§ Prompt
Produce the listing below again, exactly as shown.

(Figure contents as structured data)
..............................
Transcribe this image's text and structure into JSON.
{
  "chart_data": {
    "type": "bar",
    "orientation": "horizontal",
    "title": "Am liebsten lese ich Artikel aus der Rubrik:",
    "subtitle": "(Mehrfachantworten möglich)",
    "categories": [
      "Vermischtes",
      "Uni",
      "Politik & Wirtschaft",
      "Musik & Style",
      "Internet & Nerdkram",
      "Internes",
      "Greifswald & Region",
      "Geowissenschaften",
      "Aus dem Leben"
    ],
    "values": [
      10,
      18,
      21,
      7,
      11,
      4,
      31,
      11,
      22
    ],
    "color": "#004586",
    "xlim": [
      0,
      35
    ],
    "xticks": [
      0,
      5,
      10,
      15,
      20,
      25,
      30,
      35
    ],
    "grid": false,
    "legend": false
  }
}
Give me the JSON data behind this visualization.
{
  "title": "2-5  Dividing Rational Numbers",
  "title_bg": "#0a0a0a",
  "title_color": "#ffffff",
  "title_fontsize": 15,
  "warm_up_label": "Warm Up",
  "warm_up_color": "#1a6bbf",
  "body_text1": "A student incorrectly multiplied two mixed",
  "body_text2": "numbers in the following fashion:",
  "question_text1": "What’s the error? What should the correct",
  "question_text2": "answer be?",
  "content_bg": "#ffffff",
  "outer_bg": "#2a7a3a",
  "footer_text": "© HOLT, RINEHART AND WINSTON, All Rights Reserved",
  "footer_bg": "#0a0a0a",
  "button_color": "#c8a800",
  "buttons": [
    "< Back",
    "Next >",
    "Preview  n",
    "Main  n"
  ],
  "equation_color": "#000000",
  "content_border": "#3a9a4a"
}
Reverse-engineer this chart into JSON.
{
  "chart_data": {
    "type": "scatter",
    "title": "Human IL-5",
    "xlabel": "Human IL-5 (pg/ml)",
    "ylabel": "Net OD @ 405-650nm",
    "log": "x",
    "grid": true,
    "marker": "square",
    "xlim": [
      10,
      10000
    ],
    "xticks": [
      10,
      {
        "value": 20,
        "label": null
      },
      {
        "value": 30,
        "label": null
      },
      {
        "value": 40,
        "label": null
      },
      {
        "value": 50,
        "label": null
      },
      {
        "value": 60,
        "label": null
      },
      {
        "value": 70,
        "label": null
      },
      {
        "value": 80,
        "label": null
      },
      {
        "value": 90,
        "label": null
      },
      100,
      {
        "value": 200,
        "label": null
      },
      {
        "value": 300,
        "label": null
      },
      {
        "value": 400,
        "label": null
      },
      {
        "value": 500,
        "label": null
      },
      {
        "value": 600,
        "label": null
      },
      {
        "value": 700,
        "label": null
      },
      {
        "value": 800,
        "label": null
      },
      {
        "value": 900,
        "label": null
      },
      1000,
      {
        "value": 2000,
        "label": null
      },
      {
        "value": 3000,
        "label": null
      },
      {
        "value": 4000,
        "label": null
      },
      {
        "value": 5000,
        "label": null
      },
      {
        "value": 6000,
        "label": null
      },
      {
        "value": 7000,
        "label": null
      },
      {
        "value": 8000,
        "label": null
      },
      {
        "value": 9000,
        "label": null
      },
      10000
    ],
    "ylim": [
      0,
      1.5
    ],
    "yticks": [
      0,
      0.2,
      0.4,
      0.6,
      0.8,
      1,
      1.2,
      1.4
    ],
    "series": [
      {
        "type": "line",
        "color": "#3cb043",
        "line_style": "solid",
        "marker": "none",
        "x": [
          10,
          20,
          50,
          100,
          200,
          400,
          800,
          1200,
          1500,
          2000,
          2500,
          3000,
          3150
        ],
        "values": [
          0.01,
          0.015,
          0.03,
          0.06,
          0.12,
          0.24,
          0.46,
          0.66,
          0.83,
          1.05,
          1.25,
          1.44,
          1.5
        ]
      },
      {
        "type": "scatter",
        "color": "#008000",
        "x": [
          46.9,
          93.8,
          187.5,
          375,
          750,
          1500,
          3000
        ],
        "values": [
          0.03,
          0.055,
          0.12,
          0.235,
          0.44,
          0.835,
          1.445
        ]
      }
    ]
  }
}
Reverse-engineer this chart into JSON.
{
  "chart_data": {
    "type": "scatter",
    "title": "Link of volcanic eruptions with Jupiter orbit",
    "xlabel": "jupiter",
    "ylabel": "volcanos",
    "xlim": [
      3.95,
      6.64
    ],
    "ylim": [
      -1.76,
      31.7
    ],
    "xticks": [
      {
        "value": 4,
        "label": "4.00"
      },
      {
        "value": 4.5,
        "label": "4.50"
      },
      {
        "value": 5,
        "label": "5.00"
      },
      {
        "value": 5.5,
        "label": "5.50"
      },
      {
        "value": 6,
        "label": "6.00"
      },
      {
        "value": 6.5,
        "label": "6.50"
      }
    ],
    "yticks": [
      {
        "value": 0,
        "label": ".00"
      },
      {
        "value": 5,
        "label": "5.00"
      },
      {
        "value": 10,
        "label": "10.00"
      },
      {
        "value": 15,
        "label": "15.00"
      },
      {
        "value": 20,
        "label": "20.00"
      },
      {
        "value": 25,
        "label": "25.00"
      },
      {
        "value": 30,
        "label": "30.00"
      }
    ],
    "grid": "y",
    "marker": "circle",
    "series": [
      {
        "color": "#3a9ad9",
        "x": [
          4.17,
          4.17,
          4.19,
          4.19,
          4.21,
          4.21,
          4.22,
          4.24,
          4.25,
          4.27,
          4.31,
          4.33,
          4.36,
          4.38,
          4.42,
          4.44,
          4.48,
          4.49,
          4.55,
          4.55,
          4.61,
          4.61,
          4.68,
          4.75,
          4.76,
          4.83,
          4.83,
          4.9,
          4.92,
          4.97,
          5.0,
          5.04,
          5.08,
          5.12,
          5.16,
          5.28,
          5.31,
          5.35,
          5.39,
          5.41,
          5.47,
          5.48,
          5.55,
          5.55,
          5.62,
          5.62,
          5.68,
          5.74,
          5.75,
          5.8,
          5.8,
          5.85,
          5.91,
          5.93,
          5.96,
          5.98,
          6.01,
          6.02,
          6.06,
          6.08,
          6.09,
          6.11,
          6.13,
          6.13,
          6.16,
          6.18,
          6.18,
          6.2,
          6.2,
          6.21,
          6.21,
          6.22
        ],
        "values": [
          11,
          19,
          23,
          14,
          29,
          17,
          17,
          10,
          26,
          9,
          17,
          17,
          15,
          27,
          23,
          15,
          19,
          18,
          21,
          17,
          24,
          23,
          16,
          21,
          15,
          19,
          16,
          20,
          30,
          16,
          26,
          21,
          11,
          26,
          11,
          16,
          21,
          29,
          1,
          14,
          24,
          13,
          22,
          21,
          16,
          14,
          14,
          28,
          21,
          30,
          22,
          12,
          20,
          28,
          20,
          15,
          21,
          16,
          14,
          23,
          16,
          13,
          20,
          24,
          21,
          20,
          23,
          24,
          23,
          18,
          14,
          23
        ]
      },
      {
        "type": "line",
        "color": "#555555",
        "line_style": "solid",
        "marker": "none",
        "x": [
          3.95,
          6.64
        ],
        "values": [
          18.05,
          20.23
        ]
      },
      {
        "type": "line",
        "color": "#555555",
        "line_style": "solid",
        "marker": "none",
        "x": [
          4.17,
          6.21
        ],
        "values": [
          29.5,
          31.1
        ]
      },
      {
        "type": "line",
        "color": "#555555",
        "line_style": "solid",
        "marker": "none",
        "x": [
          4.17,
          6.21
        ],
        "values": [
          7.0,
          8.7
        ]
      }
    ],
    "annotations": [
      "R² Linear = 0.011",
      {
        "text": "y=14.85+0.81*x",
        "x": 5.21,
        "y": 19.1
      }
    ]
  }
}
..............................
§ Solution to this task
Transcribe this image's text and structure into JSON.
{
  "chart_data": {
    "type": "bar",
    "orientation": "horizontal",
    "title": "Am liebsten lese ich Artikel aus der Rubrik:",
    "subtitle": "(Mehrfachantworten möglich)",
    "categories": [
      "Vermischtes",
      "Uni",
      "Politik & Wirtschaft",
      "Musik & Style",
      "Internet & Nerdkram",
      "Internes",
      "Greifswald & Region",
      "Geowissenschaften",
      "Aus dem Leben"
    ],
    "values": [
      10,
      18,
      21,
      7,
      11,
      4,
      31,
      11,
      22
    ],
    "color": "#004586",
    "xlim": [
      0,
      35
    ],
    "xticks": [
      0,
      5,
      10,
      15,
      20,
      25,
      30,
      35
    ],
    "grid": false,
    "legend": false
  }
}
Give me the JSON data behind this visualization.
{
  "title": "2-5  Dividing Rational Numbers",
  "title_bg": "#0a0a0a",
  "title_color": "#ffffff",
  "title_fontsize": 15,
  "warm_up_label": "Warm Up",
  "warm_up_color": "#1a6bbf",
  "body_text1": "A student incorrectly multiplied two mixed",
  "body_text2": "numbers in the following fashion:",
  "question_text1": "What’s the error? What should the correct",
  "question_text2": "answer be?",
  "content_bg": "#ffffff",
  "outer_bg": "#2a7a3a",
  "footer_text": "© HOLT, RINEHART AND WINSTON, All Rights Reserved",
  "footer_bg": "#0a0a0a",
  "button_color": "#c8a800",
  "buttons": [
    "< Back",
    "Next >",
    "Preview  n",
    "Main  n"
  ],
  "equation_color": "#000000",
  "content_border": "#3a9a4a"
}
Reverse-engineer this chart into JSON.
{
  "chart_data": {
    "type": "scatter",
    "title": "Human IL-5",
    "xlabel": "Human IL-5 (pg/ml)",
    "ylabel": "Net OD @ 405-650nm",
    "log": "x",
    "grid": true,
    "marker": "square",
    "xlim": [
      10,
      10000
    ],
    "xticks": [
      10,
      {
        "value": 20,
        "label": null
      },
      {
        "value": 30,
        "label": null
      },
      {
        "value": 40,
        "label": null
      },
      {
        "value": 50,
        "label": null
      },
      {
        "value": 60,
        "label": null
      },
      {
        "value": 70,
        "label": null
      },
      {
        "value": 80,
        "label": null
      },
      {
        "value": 90,
        "label": null
      },
      100,
      {
        "value": 200,
        "label": null
      },
      {
        "value": 300,
        "label": null
      },
      {
        "value": 400,
        "label": null
      },
      {
        "value": 500,
        "label": null
      },
      {
        "value": 600,
        "label": null
      },
      {
        "value": 700,
        "label": null
      },
      {
        "value": 800,
        "label": null
      },
      {
        "value": 900,
        "label": null
      },
      1000,
      {
        "value": 2000,
        "label": null
      },
      {
        "value": 3000,
        "label": null
      },
      {
        "value": 4000,
        "label": null
      },
      {
        "value": 5000,
        "label": null
      },
      {
        "value": 6000,
        "label": null
      },
      {
        "value": 7000,
        "label": null
      },
      {
        "value": 8000,
        "label": null
      },
      {
        "value": 9000,
        "label": null
      },
      10000
    ],
    "ylim": [
      0,
      1.5
    ],
    "yticks": [
      0,
      0.2,
      0.4,
      0.6,
      0.8,
      1,
      1.2,
      1.4
    ],
    "series": [
      {
        "type": "line",
        "color": "#3cb043",
        "line_style": "solid",
        "marker": "none",
        "x": [
          10,
          20,
          50,
          100,
          200,
          400,
          800,
          1200,
          1500,
          2000,
          2500,
          3000,
          3150
        ],
        "values": [
          0.01,
          0.015,
          0.03,
          0.06,
          0.12,
          0.24,
          0.46,
          0.66,
          0.83,
          1.05,
          1.25,
          1.44,
          1.5
        ]
      },
      {
        "type": "scatter",
        "color": "#008000",
        "x": [
          46.9,
          93.8,
          187.5,
          375,
          750,
          1500,
          3000
        ],
        "values": [
          0.03,
          0.055,
          0.12,
          0.235,
          0.44,
          0.835,
          1.445
        ]
      }
    ]
  }
}
Reverse-engineer this chart into JSON.
{
  "chart_data": {
    "type": "scatter",
    "title": "Link of volcanic eruptions with Jupiter orbit",
    "xlabel": "jupiter",
    "ylabel": "volcanos",
    "xlim": [
      3.95,
      6.64
    ],
    "ylim": [
      -1.76,
      31.7
    ],
    "xticks": [
      {
        "value": 4,
        "label": "4.00"
      },
      {
        "value": 4.5,
        "label": "4.50"
      },
      {
        "value": 5,
        "label": "5.00"
      },
      {
        "value": 5.5,
        "label": "5.50"
      },
      {
        "value": 6,
        "label": "6.00"
      },
      {
        "value": 6.5,
        "label": "6.50"
      }
    ],
    "yticks": [
      {
        "value": 0,
        "label": ".00"
      },
      {
        "value": 5,
        "label": "5.00"
      },
      {
        "value": 10,
        "label": "10.00"
      },
      {
        "value": 15,
        "label": "15.00"
      },
      {
        "value": 20,
        "label": "20.00"
      },
      {
        "value": 25,
        "label": "25.00"
      },
      {
        "value": 30,
        "label": "30.00"
      }
    ],
    "grid": "y",
    "marker": "circle",
    "series": [
      {
        "color": "#3a9ad9",
        "x": [
          4.17,
          4.17,
          4.19,
          4.19,
          4.21,
          4.21,
          4.22,
          4.24,
          4.25,
          4.27,
          4.31,
          4.33,
          4.36,
          4.38,
          4.42,
          4.44,
          4.48,
          4.49,
          4.55,
          4.55,
          4.61,
          4.61,
          4.68,
          4.75,
          4.76,
          4.83,
          4.83,
          4.9,
          4.92,
          4.97,
          5.0,
          5.04,
          5.08,
          5.12,
          5.16,
          5.28,
          5.31,
          5.35,
          5.39,
          5.41,
          5.47,
          5.48,
          5.55,
          5.55,
          5.62,
          5.62,
          5.68,
          5.74,
          5.75,
          5.8,
          5.8,
          5.85,
          5.91,
          5.93,
          5.96,
          5.98,
          6.01,
          6.02,
          6.06,
          6.08,
          6.09,
          6.11,
          6.13,
          6.13,
          6.16,
          6.18,
          6.18,
          6.2,
          6.2,
          6.21,
          6.21,
          6.22
        ],
        "values": [
          11,
          19,
          23,
          14,
          29,
          17,
          17,
          10,
          26,
          9,
          17,
          17,
          15,
          27,
          23,
          15,
          19,
          18,
          21,
          17,
          24,
          23,
          16,
          21,
          15,
          19,
          16,
          20,
          30,
          16,
          26,
          21,
          11,
          26,
          11,
          16,
          21,
          29,
          1,
          14,
          24,
          13,
          22,
          21,
          16,
          14,
          14,
          28,
          21,
          30,
          22,
          12,
          20,
          28,
          20,
          15,
          21,
          16,
          14,
          23,
          16,
          13,
          20,
          24,
          21,
          20,
          23,
          24,
          23,
          18,
          14,
          23
        ]
      },
      {
        "type": "line",
        "color": "#555555",
        "line_style": "solid",
        "marker": "none",
        "x": [
          3.95,
          6.64
        ],
        "values": [
          18.05,
          20.23
        ]
      },
      {
        "type": "line",
        "color": "#555555",
        "line_style": "solid",
        "marker": "none",
        "x": [
          4.17,
          6.21
        ],
        "values": [
          29.5,
          31.1
        ]
      },
      {
        "type": "line",
        "color": "#555555",
        "line_style": "solid",
        "marker": "none",
        "x": [
          4.17,
          6.21
        ],
        "values": [
          7.0,
          8.7
        ]
      }
    ],
    "annotations": [
      "R² Linear = 0.011",
      {
        "text": "y=14.85+0.81*x",
        "x": 5.21,
        "y": 19.1
      }
    ]
  }
}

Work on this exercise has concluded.